[Task list]:
a. In the page on the Oracle GoldenGate CDC format, how is GoldenGate described?
b. From the rows, copy word for word the part that opens with the line containing "bar-value-label: 64.95 (470, 120, 499, 132)" and closes with the line containing "x-axis-label: The GreatestGeneration".

[Begin Source passage]

CtrlK
BlogDocsLog inGet started
Tessl Logo

tessl/maven-org-apache-flink--flink-json

JSON format support library for Apache Flink table ecosystem with comprehensive serialization, deserialization, and CDC format capabilities

Pending
Overview
Eval results
Files

ogg-cdc.mddocs/

Oracle GoldenGate CDC Format

JSON format support for Oracle GoldenGate (OGG) Change Data Capture system, enabling processing of Oracle database changes with OGG-specific JSON formatting and comprehensive metadata. GoldenGate is Oracle's real-time data integration and replication solution.

Capabilities

OGG Format Configuration

Configuration options specific to Oracle GoldenGate JSON format, providing comprehensive control over JSON processing and error handling.

/**
 * Configuration options for OGG JSON format
 */
public class OggJsonFormatOptions {
    
    /** Whether to ignore JSON parsing errors (inherited from JsonFormatOptions) */
    public static final ConfigOption<Boolean> IGNORE_PARSE_ERRORS;
    
    /** Timestamp format pattern (inherited from JsonFormatOptions) */
    public static final ConfigOption<String> TIMESTAMP_FORMAT;
    
    /** How to handle null keys in maps (inherited from JsonFormatOptions) */
    public static final ConfigOption<String> JSON_MAP_NULL_KEY_MODE;
    
    /** Literal string for null keys when mode is LITERAL (inherited from JsonFormatOptions) */
    public static final ConfigOption<String> JSON_MAP_NULL_KEY_LITERAL;
}

Configuration Usage:

import org.apache.flink.configuration.Configuration;
import org.apache.flink.formats.json.ogg.OggJsonFormatOptions;

// Configure OGG format options
Configuration config = new Configuration();
config.set(OggJsonFormatOptions.IGNORE_PARSE_ERRORS, true);
config.set(OggJsonFormatOptions.TIMESTAMP_FORMAT, "yyyy-MM-dd HH:mm:ss.SSSSSS");
config.set(OggJsonFormatOptions.JSON_MAP_NULL_KEY_MODE, "DROP");

OGG JSON Structure

Oracle GoldenGate produces change events with a structured envelope containing operation metadata and data payloads:

Insert Event

{
  "table": "USERS",
  "op_type": "I",
  "op_ts": "2023-01-01 10:00:00.123456",
  "current_ts": "2023-01-01 10:00:01.789012",
  "pos": "00000000170000001234",
  "after": {
    "ID": 1,
    "NAME": "Alice",
    "EMAIL": "alice@example.com",
    "CREATED_AT": "2023-01-01 10:00:00.000000"
  }
}

Update Event

{
  "table": "USERS",
  "op_type": "U",
  "op_ts": "2023-01-01 10:01:00.123456",
  "current_ts": "2023-01-01 10:01:01.789012",
  "pos": "00000000170000001256",
  "before": {
    "ID": 1,
    "NAME": "Alice",
    "EMAIL": "alice@example.com"

[End Source passage]
[Begin Data provided]

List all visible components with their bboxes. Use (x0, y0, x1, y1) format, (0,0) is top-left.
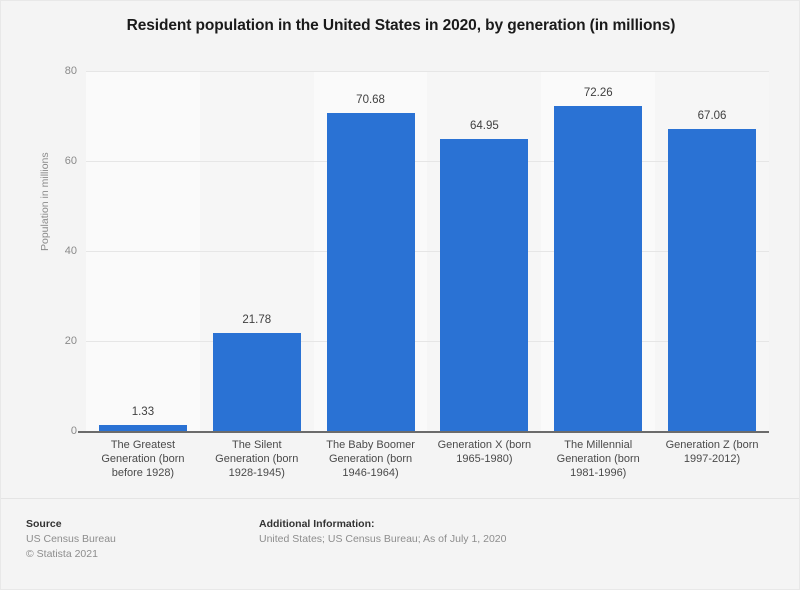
bar-value-label: 64.95 (470, 120, 499, 132)
x-axis-label-line: 1981-1996) (544, 466, 652, 480)
x-axis-label: Generation Z (born1997-2012) (655, 438, 769, 480)
bar-value-label: 21.78 (242, 314, 271, 326)
y-axis-title: Population in millions (39, 152, 51, 251)
bar-slot: 67.06 (655, 71, 769, 431)
x-axis-label-line: before 1928) (89, 466, 197, 480)
x-axis-label: The Baby BoomerGeneration (born1946-1964… (314, 438, 428, 480)
footer-additional-heading: Additional Information: (259, 517, 759, 532)
bar-slot: 70.68 (314, 71, 428, 431)
x-axis-label: The GreatestGeneration (bornbefore 1928) (86, 438, 200, 480)
footer-source-line: US Census Bureau (26, 532, 246, 547)
y-axis-tick-label: 0 (71, 425, 77, 437)
bar-value-label: 70.68 (356, 94, 385, 106)
bar[interactable] (440, 139, 528, 431)
x-axis-label: The MillennialGeneration (born1981-1996) (541, 438, 655, 480)
x-axis-label-line: Generation X (born (430, 438, 538, 452)
footer-additional-block: Additional Information: United States; U… (259, 517, 759, 547)
x-axis-label-line: 1946-1964) (317, 466, 425, 480)
bar-slot: 72.26 (541, 71, 655, 431)
bar[interactable] (327, 113, 415, 431)
footer-source-heading: Source (26, 517, 246, 532)
bar-value-label: 67.06 (698, 110, 727, 122)
x-axis-label: The SilentGeneration (born1928-1945) (200, 438, 314, 480)
x-axis-label-line: 1997-2012) (658, 452, 766, 466)
x-axis-label-line: 1928-1945) (203, 466, 311, 480)
statista-chart-page: Resident population in the United States… (0, 0, 800, 590)
x-axis-label-line: Generation (born (203, 452, 311, 466)
bar-slot: 1.33 (86, 71, 200, 431)
bar[interactable] (554, 106, 642, 431)
bar-value-label: 1.33 (132, 406, 154, 418)
bar-slot: 21.78 (200, 71, 314, 431)
x-axis-label-line: Generation (born (89, 452, 197, 466)
y-axis-tick-label: 60 (65, 155, 77, 167)
x-axis-label: Generation X (born1965-1980) (427, 438, 541, 480)
bar[interactable] (668, 129, 756, 431)
footer: Source US Census Bureau © Statista 2021 … (1, 517, 800, 577)
y-axis-tick-label: 80 (65, 65, 77, 77)
x-axis-label-line: Generation (born (544, 452, 652, 466)
bars-layer: 1.3321.7870.6864.9572.2667.06 (86, 71, 769, 431)
bar-slot: 64.95 (427, 71, 541, 431)
y-axis-tick-label: 20 (65, 335, 77, 347)
footer-copyright-line: © Statista 2021 (26, 547, 246, 562)
x-axis-line (78, 431, 769, 433)
x-axis-label-line: The Millennial (544, 438, 652, 452)
x-axis-label-line: Generation (born (317, 452, 425, 466)
bar-value-label: 72.26 (584, 87, 613, 99)
chart-title: Resident population in the United States… (1, 17, 800, 35)
x-axis-label-line: Generation Z (born (658, 438, 766, 452)
x-axis-label-line: The Silent (203, 438, 311, 452)
x-axis-label-line: The Baby Boomer (317, 438, 425, 452)
plot-area: 020406080 1.3321.7870.6864.9572.2667.06 (86, 71, 769, 431)
x-axis-label-line: The Greatest (89, 438, 197, 452)
y-axis-tick-label: 40 (65, 245, 77, 257)
bar[interactable] (213, 333, 301, 431)
x-axis-label-line: 1965-1980) (430, 452, 538, 466)
footer-source-block: Source US Census Bureau © Statista 2021 (26, 517, 246, 562)
footer-additional-line: United States; US Census Bureau; As of J… (259, 532, 759, 547)
footer-divider (1, 498, 799, 499)
x-axis-labels: The GreatestGeneration (bornbefore 1928)… (86, 438, 769, 480)
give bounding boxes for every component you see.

[End Data provided]

[Solutions by task]:
a. GoldenGate is Oracle's real-time data integration and replication solution.

b.
bar-value-label: 64.95 (470, 120, 499, 132)
x-axis-label-line: 1981-1996) (544, 466, 652, 480)
x-axis-label: Generation Z (born1997-2012) (655, 438, 769, 480)
bar-value-label: 21.78 (242, 314, 271, 326)
y-axis-title: Population in millions (39, 152, 51, 251)
bar-slot: 67.06 (655, 71, 769, 431)
x-axis-label-line: before 1928) (89, 466, 197, 480)
x-axis-label: The Baby BoomerGeneration (born1946-1964… (314, 438, 428, 480)
footer-additional-heading: Additional Information: (259, 517, 759, 532)
bar-slot: 70.68 (314, 71, 428, 431)
x-axis-label: The GreatestGeneration (bornbefore 1928) (86, 438, 200, 480)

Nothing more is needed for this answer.